» **What you should do**: Leave out any picture and return the remaining listing below exactly as given.
━━━━━ Source records ━━━━━
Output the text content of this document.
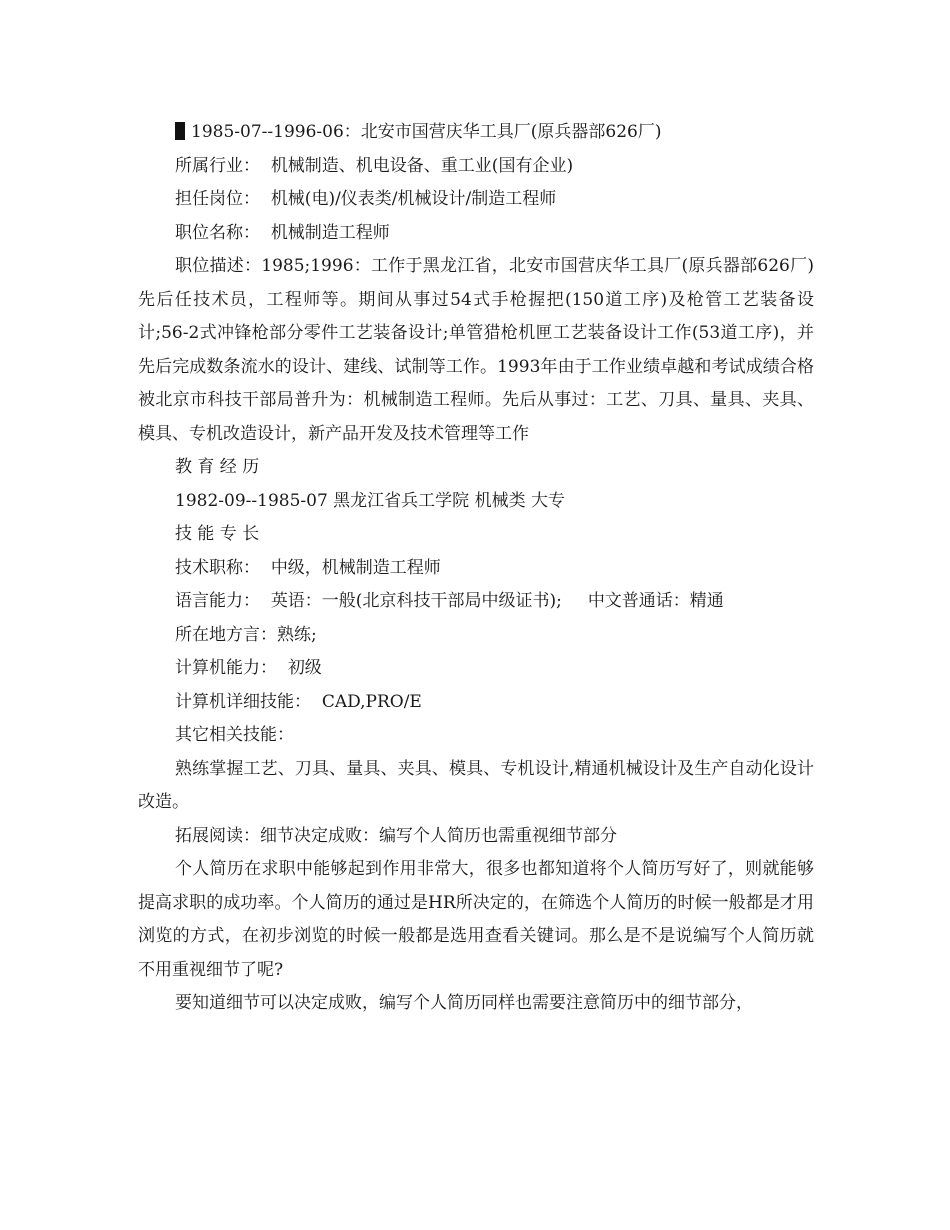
1985-07--1996-06：北安市国营庆华工具厂(原兵器部626厂)

所属行业： 机械制造、机电设备、重工业(国有企业)

担任岗位： 机械(电)/仪表类/机械设计/制造工程师

职位名称： 机械制造工程师

职位描述：1985;1996：工作于黑龙江省，北安市国营庆华工具厂(原兵器部626厂)先后任技术员，工程师等。期间从事过54式手枪握把(150道工序)及枪管工艺装备设计;56-2式冲锋枪部分零件工艺装备设计;单管猎枪机匣工艺装备设计工作(53道工序)，并先后完成数条流水的设计、建线、试制等工作。1993年由于工作业绩卓越和考试成绩合格被北京市科技干部局普升为：机械制造工程师。先后从事过：工艺、刀具、量具、夹具、模具、专机改造设计，新产品开发及技术管理等工作

教 育 经 历

1982-09--1985-07 黑龙江省兵工学院 机械类 大专

技 能 专 长

技术职称： 中级，机械制造工程师

语言能力： 英语：一般(北京科技干部局中级证书); 中文普通话：精通

所在地方言：熟练;

计算机能力： 初级

计算机详细技能： CAD,PRO/E

其它相关技能：

熟练掌握工艺、刀具、量具、夹具、模具、专机设计,精通机械设计及生产自动化设计改造。

拓展阅读：细节决定成败：编写个人简历也需重视细节部分

个人简历在求职中能够起到作用非常大，很多也都知道将个人简历写好了，则就能够提高求职的成功率。个人简历的通过是HR所决定的，在筛选个人简历的时候一般都是才用浏览的方式，在初步浏览的时候一般都是选用查看关键词。那么是不是说编写个人简历就不用重视细节了呢?

要知道细节可以决定成败，编写个人简历同样也需要注意简历中的细节部分，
━━━━━
» **Problem solution**:
Output the text content of this document.
1985-07--1996-06：北安市国营庆华工具厂(原兵器部626厂)

所属行业： 机械制造、机电设备、重工业(国有企业)

担任岗位： 机械(电)/仪表类/机械设计/制造工程师

职位名称： 机械制造工程师

职位描述：1985;1996：工作于黑龙江省，北安市国营庆华工具厂(原兵器部626厂)先后任技术员，工程师等。期间从事过54式手枪握把(150道工序)及枪管工艺装备设计;56-2式冲锋枪部分零件工艺装备设计;单管猎枪机匣工艺装备设计工作(53道工序)，并先后完成数条流水的设计、建线、试制等工作。1993年由于工作业绩卓越和考试成绩合格被北京市科技干部局普升为：机械制造工程师。先后从事过：工艺、刀具、量具、夹具、模具、专机改造设计，新产品开发及技术管理等工作

教 育 经 历

1982-09--1985-07 黑龙江省兵工学院 机械类 大专

技 能 专 长

技术职称： 中级，机械制造工程师

语言能力： 英语：一般(北京科技干部局中级证书); 中文普通话：精通

所在地方言：熟练;

计算机能力： 初级

计算机详细技能： CAD,PRO/E

其它相关技能：

熟练掌握工艺、刀具、量具、夹具、模具、专机设计,精通机械设计及生产自动化设计改造。

拓展阅读：细节决定成败：编写个人简历也需重视细节部分

个人简历在求职中能够起到作用非常大，很多也都知道将个人简历写好了，则就能够提高求职的成功率。个人简历的通过是HR所决定的，在筛选个人简历的时候一般都是才用浏览的方式，在初步浏览的时候一般都是选用查看关键词。那么是不是说编写个人简历就不用重视细节了呢?

要知道细节可以决定成败，编写个人简历同样也需要注意简历中的细节部分，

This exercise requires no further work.